# Start of SUPPLIED INFORMATION

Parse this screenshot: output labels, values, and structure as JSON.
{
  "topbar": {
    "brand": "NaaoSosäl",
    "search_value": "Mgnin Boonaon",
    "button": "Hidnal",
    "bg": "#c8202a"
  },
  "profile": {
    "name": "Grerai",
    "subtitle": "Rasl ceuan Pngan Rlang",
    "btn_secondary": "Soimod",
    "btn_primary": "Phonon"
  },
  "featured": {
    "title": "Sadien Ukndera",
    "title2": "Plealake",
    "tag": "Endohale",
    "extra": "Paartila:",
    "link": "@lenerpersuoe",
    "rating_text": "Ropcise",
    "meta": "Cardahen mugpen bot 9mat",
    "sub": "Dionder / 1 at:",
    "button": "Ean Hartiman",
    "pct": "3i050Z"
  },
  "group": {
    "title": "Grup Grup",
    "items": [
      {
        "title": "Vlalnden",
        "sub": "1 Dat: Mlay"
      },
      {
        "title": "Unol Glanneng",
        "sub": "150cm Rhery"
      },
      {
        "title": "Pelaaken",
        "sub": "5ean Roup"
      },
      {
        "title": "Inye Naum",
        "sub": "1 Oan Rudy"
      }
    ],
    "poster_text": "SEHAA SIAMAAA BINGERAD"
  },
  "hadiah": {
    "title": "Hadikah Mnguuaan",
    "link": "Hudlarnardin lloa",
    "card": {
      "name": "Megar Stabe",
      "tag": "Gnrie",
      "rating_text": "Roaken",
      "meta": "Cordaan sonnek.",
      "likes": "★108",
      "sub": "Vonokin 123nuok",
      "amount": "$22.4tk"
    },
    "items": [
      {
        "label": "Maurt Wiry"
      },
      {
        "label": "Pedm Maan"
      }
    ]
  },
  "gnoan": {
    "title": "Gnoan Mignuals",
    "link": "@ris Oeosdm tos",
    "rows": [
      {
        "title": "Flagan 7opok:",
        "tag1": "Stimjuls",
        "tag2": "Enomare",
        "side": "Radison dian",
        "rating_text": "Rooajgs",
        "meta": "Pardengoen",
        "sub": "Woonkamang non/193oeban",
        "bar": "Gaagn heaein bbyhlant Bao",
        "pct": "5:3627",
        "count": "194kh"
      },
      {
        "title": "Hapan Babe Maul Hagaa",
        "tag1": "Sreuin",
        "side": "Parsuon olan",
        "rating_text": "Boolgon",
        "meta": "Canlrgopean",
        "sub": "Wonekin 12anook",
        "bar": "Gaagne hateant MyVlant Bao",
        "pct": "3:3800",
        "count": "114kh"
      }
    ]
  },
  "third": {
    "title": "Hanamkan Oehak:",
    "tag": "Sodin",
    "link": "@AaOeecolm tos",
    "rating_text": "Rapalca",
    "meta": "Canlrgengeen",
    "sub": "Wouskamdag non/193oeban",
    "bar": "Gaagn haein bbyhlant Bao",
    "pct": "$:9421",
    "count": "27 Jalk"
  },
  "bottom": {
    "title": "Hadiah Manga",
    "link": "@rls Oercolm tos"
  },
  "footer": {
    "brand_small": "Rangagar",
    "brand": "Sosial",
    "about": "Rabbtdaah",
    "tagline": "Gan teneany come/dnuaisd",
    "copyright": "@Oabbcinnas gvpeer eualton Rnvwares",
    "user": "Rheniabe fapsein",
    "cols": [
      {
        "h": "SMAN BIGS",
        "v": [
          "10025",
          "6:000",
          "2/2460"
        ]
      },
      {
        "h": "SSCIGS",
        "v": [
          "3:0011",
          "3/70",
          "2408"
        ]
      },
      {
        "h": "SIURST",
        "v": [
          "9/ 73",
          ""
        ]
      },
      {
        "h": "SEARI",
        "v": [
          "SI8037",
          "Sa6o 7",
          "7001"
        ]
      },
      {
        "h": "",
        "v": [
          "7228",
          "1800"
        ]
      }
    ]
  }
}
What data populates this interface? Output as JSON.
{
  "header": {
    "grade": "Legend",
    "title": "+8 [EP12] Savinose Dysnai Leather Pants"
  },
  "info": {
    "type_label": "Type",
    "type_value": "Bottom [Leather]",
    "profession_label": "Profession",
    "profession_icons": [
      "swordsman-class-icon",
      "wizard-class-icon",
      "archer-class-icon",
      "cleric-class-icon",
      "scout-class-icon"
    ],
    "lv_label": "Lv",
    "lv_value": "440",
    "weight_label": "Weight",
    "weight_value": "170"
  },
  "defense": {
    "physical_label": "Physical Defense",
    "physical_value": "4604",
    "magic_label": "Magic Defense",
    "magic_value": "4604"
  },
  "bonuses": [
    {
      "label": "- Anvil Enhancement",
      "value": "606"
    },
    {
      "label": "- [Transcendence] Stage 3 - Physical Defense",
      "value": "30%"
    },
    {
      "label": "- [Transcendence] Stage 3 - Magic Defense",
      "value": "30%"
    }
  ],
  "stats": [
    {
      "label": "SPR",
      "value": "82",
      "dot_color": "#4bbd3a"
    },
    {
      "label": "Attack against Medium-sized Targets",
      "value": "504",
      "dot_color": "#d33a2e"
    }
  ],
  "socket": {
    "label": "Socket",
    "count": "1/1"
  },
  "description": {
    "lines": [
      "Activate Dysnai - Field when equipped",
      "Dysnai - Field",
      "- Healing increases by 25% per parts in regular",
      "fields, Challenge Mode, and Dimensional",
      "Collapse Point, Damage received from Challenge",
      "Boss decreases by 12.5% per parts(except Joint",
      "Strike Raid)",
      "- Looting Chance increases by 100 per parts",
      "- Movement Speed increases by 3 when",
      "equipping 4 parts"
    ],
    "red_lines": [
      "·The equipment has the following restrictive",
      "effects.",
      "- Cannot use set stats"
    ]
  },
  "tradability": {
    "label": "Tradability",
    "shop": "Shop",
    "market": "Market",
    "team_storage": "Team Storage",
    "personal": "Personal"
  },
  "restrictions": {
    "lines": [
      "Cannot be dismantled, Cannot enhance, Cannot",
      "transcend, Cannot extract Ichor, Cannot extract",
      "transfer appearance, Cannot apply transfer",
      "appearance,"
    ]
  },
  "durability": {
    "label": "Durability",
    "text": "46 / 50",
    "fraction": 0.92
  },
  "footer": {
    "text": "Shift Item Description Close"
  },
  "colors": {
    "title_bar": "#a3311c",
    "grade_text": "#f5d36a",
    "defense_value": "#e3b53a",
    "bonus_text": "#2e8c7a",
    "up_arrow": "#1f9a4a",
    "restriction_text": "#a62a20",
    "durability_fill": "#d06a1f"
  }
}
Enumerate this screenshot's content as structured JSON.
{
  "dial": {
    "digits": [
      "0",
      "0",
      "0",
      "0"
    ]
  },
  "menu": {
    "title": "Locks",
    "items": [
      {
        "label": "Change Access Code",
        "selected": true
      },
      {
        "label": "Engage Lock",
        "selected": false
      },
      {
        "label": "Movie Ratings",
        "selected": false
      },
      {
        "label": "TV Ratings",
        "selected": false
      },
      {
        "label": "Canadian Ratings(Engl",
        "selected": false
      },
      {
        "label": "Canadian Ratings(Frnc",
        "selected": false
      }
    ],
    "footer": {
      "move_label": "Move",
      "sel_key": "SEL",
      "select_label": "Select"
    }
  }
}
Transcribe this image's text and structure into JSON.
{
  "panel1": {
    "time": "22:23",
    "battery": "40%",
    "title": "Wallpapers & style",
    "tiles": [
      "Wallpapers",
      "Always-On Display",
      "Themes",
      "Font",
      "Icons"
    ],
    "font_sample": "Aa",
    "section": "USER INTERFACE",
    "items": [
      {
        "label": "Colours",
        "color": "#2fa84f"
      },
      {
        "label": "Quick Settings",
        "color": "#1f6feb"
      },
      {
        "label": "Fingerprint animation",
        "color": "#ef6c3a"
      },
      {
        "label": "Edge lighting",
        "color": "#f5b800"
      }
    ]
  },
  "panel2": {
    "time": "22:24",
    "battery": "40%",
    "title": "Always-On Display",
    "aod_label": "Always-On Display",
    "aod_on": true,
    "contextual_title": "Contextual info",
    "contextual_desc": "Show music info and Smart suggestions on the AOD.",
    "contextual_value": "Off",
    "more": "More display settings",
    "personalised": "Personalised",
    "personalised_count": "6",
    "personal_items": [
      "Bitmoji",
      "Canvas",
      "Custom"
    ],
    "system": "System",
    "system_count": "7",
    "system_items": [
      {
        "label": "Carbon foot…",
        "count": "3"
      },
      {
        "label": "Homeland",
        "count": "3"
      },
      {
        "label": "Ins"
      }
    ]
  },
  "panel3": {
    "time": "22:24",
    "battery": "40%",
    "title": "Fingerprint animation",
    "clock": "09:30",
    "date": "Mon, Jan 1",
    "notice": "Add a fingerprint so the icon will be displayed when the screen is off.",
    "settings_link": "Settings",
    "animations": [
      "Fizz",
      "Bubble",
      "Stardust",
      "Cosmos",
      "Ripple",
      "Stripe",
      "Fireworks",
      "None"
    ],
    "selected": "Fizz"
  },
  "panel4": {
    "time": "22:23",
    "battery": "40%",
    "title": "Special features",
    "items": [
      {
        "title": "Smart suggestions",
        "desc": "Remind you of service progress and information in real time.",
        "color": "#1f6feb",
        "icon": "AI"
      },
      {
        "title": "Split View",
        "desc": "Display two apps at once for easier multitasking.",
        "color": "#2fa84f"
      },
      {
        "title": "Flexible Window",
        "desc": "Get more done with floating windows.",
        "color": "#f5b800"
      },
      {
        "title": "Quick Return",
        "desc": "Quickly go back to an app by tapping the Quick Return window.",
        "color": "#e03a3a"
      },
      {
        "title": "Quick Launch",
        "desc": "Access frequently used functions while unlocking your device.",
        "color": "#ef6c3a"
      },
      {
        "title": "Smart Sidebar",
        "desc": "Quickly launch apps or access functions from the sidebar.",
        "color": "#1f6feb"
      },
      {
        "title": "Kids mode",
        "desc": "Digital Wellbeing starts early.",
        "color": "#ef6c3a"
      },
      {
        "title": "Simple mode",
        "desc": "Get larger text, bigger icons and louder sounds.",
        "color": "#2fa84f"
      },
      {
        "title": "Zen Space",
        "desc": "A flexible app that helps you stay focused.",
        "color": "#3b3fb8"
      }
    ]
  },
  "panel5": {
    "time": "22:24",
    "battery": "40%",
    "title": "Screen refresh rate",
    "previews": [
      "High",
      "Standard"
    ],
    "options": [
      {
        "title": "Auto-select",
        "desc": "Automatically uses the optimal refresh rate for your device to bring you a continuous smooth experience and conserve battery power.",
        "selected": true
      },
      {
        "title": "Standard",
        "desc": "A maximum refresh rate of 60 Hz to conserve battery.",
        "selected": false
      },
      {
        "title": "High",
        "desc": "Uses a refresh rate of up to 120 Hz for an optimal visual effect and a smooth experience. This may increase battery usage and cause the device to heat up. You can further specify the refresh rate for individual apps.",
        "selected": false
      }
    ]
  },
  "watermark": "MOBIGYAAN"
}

# End of SUPPLIED INFORMATION

WHAT THE TASK REQUIRES: Return solely the number of lines in the data that include the word "Cannot".

TASK RESULT: 4